◆ TASK ◆
Give every line back verbatim, dropping all images.

◆ DATA FOR THE TASK ◆
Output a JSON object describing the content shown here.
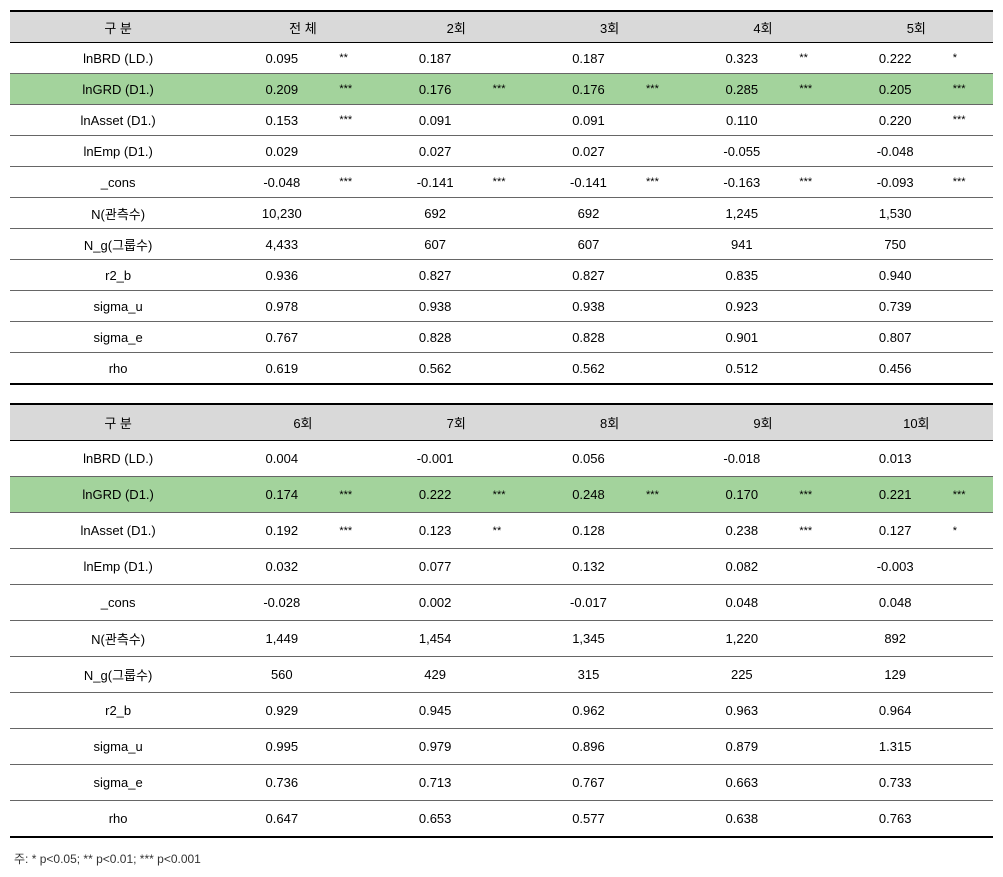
{
  "table1": {
    "header_label": "구  분",
    "columns": [
      "전  체",
      "2회",
      "3회",
      "4회",
      "5회"
    ],
    "rows": [
      {
        "label": "lnBRD (LD.)",
        "vals": [
          "0.095",
          "0.187",
          "0.187",
          "0.323",
          "0.222"
        ],
        "sigs": [
          "**",
          "",
          "",
          "**",
          "*"
        ],
        "highlight": false
      },
      {
        "label": "lnGRD (D1.)",
        "vals": [
          "0.209",
          "0.176",
          "0.176",
          "0.285",
          "0.205"
        ],
        "sigs": [
          "***",
          "***",
          "***",
          "***",
          "***"
        ],
        "highlight": true
      },
      {
        "label": "lnAsset (D1.)",
        "vals": [
          "0.153",
          "0.091",
          "0.091",
          "0.110",
          "0.220"
        ],
        "sigs": [
          "***",
          "",
          "",
          "",
          "***"
        ],
        "highlight": false
      },
      {
        "label": "lnEmp (D1.)",
        "vals": [
          "0.029",
          "0.027",
          "0.027",
          "-0.055",
          "-0.048"
        ],
        "sigs": [
          "",
          "",
          "",
          "",
          ""
        ],
        "highlight": false
      },
      {
        "label": "_cons",
        "vals": [
          "-0.048",
          "-0.141",
          "-0.141",
          "-0.163",
          "-0.093"
        ],
        "sigs": [
          "***",
          "***",
          "***",
          "***",
          "***"
        ],
        "highlight": false
      },
      {
        "label": "N(관측수)",
        "vals": [
          "10,230",
          "692",
          "692",
          "1,245",
          "1,530"
        ],
        "sigs": [
          "",
          "",
          "",
          "",
          ""
        ],
        "highlight": false
      },
      {
        "label": "N_g(그룹수)",
        "vals": [
          "4,433",
          "607",
          "607",
          "941",
          "750"
        ],
        "sigs": [
          "",
          "",
          "",
          "",
          ""
        ],
        "highlight": false
      },
      {
        "label": "r2_b",
        "vals": [
          "0.936",
          "0.827",
          "0.827",
          "0.835",
          "0.940"
        ],
        "sigs": [
          "",
          "",
          "",
          "",
          ""
        ],
        "highlight": false
      },
      {
        "label": "sigma_u",
        "vals": [
          "0.978",
          "0.938",
          "0.938",
          "0.923",
          "0.739"
        ],
        "sigs": [
          "",
          "",
          "",
          "",
          ""
        ],
        "highlight": false
      },
      {
        "label": "sigma_e",
        "vals": [
          "0.767",
          "0.828",
          "0.828",
          "0.901",
          "0.807"
        ],
        "sigs": [
          "",
          "",
          "",
          "",
          ""
        ],
        "highlight": false
      },
      {
        "label": "rho",
        "vals": [
          "0.619",
          "0.562",
          "0.562",
          "0.512",
          "0.456"
        ],
        "sigs": [
          "",
          "",
          "",
          "",
          ""
        ],
        "highlight": false
      }
    ]
  },
  "table2": {
    "header_label": "구  분",
    "columns": [
      "6회",
      "7회",
      "8회",
      "9회",
      "10회"
    ],
    "rows": [
      {
        "label": "lnBRD (LD.)",
        "vals": [
          "0.004",
          "-0.001",
          "0.056",
          "-0.018",
          "0.013"
        ],
        "sigs": [
          "",
          "",
          "",
          "",
          ""
        ],
        "highlight": false
      },
      {
        "label": "lnGRD (D1.)",
        "vals": [
          "0.174",
          "0.222",
          "0.248",
          "0.170",
          "0.221"
        ],
        "sigs": [
          "***",
          "***",
          "***",
          "***",
          "***"
        ],
        "highlight": true
      },
      {
        "label": "lnAsset (D1.)",
        "vals": [
          "0.192",
          "0.123",
          "0.128",
          "0.238",
          "0.127"
        ],
        "sigs": [
          "***",
          "**",
          "",
          "***",
          "*"
        ],
        "highlight": false
      },
      {
        "label": "lnEmp (D1.)",
        "vals": [
          "0.032",
          "0.077",
          "0.132",
          "0.082",
          "-0.003"
        ],
        "sigs": [
          "",
          "",
          "",
          "",
          ""
        ],
        "highlight": false
      },
      {
        "label": "_cons",
        "vals": [
          "-0.028",
          "0.002",
          "-0.017",
          "0.048",
          "0.048"
        ],
        "sigs": [
          "",
          "",
          "",
          "",
          ""
        ],
        "highlight": false
      },
      {
        "label": "N(관측수)",
        "vals": [
          "1,449",
          "1,454",
          "1,345",
          "1,220",
          "892"
        ],
        "sigs": [
          "",
          "",
          "",
          "",
          ""
        ],
        "highlight": false
      },
      {
        "label": "N_g(그룹수)",
        "vals": [
          "560",
          "429",
          "315",
          "225",
          "129"
        ],
        "sigs": [
          "",
          "",
          "",
          "",
          ""
        ],
        "highlight": false
      },
      {
        "label": "r2_b",
        "vals": [
          "0.929",
          "0.945",
          "0.962",
          "0.963",
          "0.964"
        ],
        "sigs": [
          "",
          "",
          "",
          "",
          ""
        ],
        "highlight": false
      },
      {
        "label": "sigma_u",
        "vals": [
          "0.995",
          "0.979",
          "0.896",
          "0.879",
          "1.315"
        ],
        "sigs": [
          "",
          "",
          "",
          "",
          ""
        ],
        "highlight": false
      },
      {
        "label": "sigma_e",
        "vals": [
          "0.736",
          "0.713",
          "0.767",
          "0.663",
          "0.733"
        ],
        "sigs": [
          "",
          "",
          "",
          "",
          ""
        ],
        "highlight": false
      },
      {
        "label": "rho",
        "vals": [
          "0.647",
          "0.653",
          "0.577",
          "0.638",
          "0.763"
        ],
        "sigs": [
          "",
          "",
          "",
          "",
          ""
        ],
        "highlight": false
      }
    ]
  },
  "footnote": "주: * p<0.05; ** p<0.01; *** p<0.001"
}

◆ TASK OUTPUT ◆
Output a JSON object describing the content shown here.
{
  "table1": {
    "header_label": "구  분",
    "columns": [
      "전  체",
      "2회",
      "3회",
      "4회",
      "5회"
    ],
    "rows": [
      {
        "label": "lnBRD (LD.)",
        "vals": [
          "0.095",
          "0.187",
          "0.187",
          "0.323",
          "0.222"
        ],
        "sigs": [
          "**",
          "",
          "",
          "**",
          "*"
        ],
        "highlight": false
      },
      {
        "label": "lnGRD (D1.)",
        "vals": [
          "0.209",
          "0.176",
          "0.176",
          "0.285",
          "0.205"
        ],
        "sigs": [
          "***",
          "***",
          "***",
          "***",
          "***"
        ],
        "highlight": true
      },
      {
        "label": "lnAsset (D1.)",
        "vals": [
          "0.153",
          "0.091",
          "0.091",
          "0.110",
          "0.220"
        ],
        "sigs": [
          "***",
          "",
          "",
          "",
          "***"
        ],
        "highlight": false
      },
      {
        "label": "lnEmp (D1.)",
        "vals": [
          "0.029",
          "0.027",
          "0.027",
          "-0.055",
          "-0.048"
        ],
        "sigs": [
          "",
          "",
          "",
          "",
          ""
        ],
        "highlight": false
      },
      {
        "label": "_cons",
        "vals": [
          "-0.048",
          "-0.141",
          "-0.141",
          "-0.163",
          "-0.093"
        ],
        "sigs": [
          "***",
          "***",
          "***",
          "***",
          "***"
        ],
        "highlight": false
      },
      {
        "label": "N(관측수)",
        "vals": [
          "10,230",
          "692",
          "692",
          "1,245",
          "1,530"
        ],
        "sigs": [
          "",
          "",
          "",
          "",
          ""
        ],
        "highlight": false
      },
      {
        "label": "N_g(그룹수)",
        "vals": [
          "4,433",
          "607",
          "607",
          "941",
          "750"
        ],
        "sigs": [
          "",
          "",
          "",
          "",
          ""
        ],
        "highlight": false
      },
      {
        "label": "r2_b",
        "vals": [
          "0.936",
          "0.827",
          "0.827",
          "0.835",
          "0.940"
        ],
        "sigs": [
          "",
          "",
          "",
          "",
          ""
        ],
        "highlight": false
      },
      {
        "label": "sigma_u",
        "vals": [
          "0.978",
          "0.938",
          "0.938",
          "0.923",
          "0.739"
        ],
        "sigs": [
          "",
          "",
          "",
          "",
          ""
        ],
        "highlight": false
      },
      {
        "label": "sigma_e",
        "vals": [
          "0.767",
          "0.828",
          "0.828",
          "0.901",
          "0.807"
        ],
        "sigs": [
          "",
          "",
          "",
          "",
          ""
        ],
        "highlight": false
      },
      {
        "label": "rho",
        "vals": [
          "0.619",
          "0.562",
          "0.562",
          "0.512",
          "0.456"
        ],
        "sigs": [
          "",
          "",
          "",
          "",
          ""
        ],
        "highlight": false
      }
    ]
  },
  "table2": {
    "header_label": "구  분",
    "columns": [
      "6회",
      "7회",
      "8회",
      "9회",
      "10회"
    ],
    "rows": [
      {
        "label": "lnBRD (LD.)",
        "vals": [
          "0.004",
          "-0.001",
          "0.056",
          "-0.018",
          "0.013"
        ],
        "sigs": [
          "",
          "",
          "",
          "",
          ""
        ],
        "highlight": false
      },
      {
        "label": "lnGRD (D1.)",
        "vals": [
          "0.174",
          "0.222",
          "0.248",
          "0.170",
          "0.221"
        ],
        "sigs": [
          "***",
          "***",
          "***",
          "***",
          "***"
        ],
        "highlight": true
      },
      {
        "label": "lnAsset (D1.)",
        "vals": [
          "0.192",
          "0.123",
          "0.128",
          "0.238",
          "0.127"
        ],
        "sigs": [
          "***",
          "**",
          "",
          "***",
          "*"
        ],
        "highlight": false
      },
      {
        "label": "lnEmp (D1.)",
        "vals": [
          "0.032",
          "0.077",
          "0.132",
          "0.082",
          "-0.003"
        ],
        "sigs": [
          "",
          "",
          "",
          "",
          ""
        ],
        "highlight": false
      },
      {
        "label": "_cons",
        "vals": [
          "-0.028",
          "0.002",
          "-0.017",
          "0.048",
          "0.048"
        ],
        "sigs": [
          "",
          "",
          "",
          "",
          ""
        ],
        "highlight": false
      },
      {
        "label": "N(관측수)",
        "vals": [
          "1,449",
          "1,454",
          "1,345",
          "1,220",
          "892"
        ],
        "sigs": [
          "",
          "",
          "",
          "",
          ""
        ],
        "highlight": false
      },
      {
        "label": "N_g(그룹수)",
        "vals": [
          "560",
          "429",
          "315",
          "225",
          "129"
        ],
        "sigs": [
          "",
          "",
          "",
          "",
          ""
        ],
        "highlight": false
      },
      {
        "label": "r2_b",
        "vals": [
          "0.929",
          "0.945",
          "0.962",
          "0.963",
          "0.964"
        ],
        "sigs": [
          "",
          "",
          "",
          "",
          ""
        ],
        "highlight": false
      },
      {
        "label": "sigma_u",
        "vals": [
          "0.995",
          "0.979",
          "0.896",
          "0.879",
          "1.315"
        ],
        "sigs": [
          "",
          "",
          "",
          "",
          ""
        ],
        "highlight": false
      },
      {
        "label": "sigma_e",
        "vals": [
          "0.736",
          "0.713",
          "0.767",
          "0.663",
          "0.733"
        ],
        "sigs": [
          "",
          "",
          "",
          "",
          ""
        ],
        "highlight": false
      },
      {
        "label": "rho",
        "vals": [
          "0.647",
          "0.653",
          "0.577",
          "0.638",
          "0.763"
        ],
        "sigs": [
          "",
          "",
          "",
          "",
          ""
        ],
        "highlight": false
      }
    ]
  },
  "footnote": "주: * p<0.05; ** p<0.01; *** p<0.001"
}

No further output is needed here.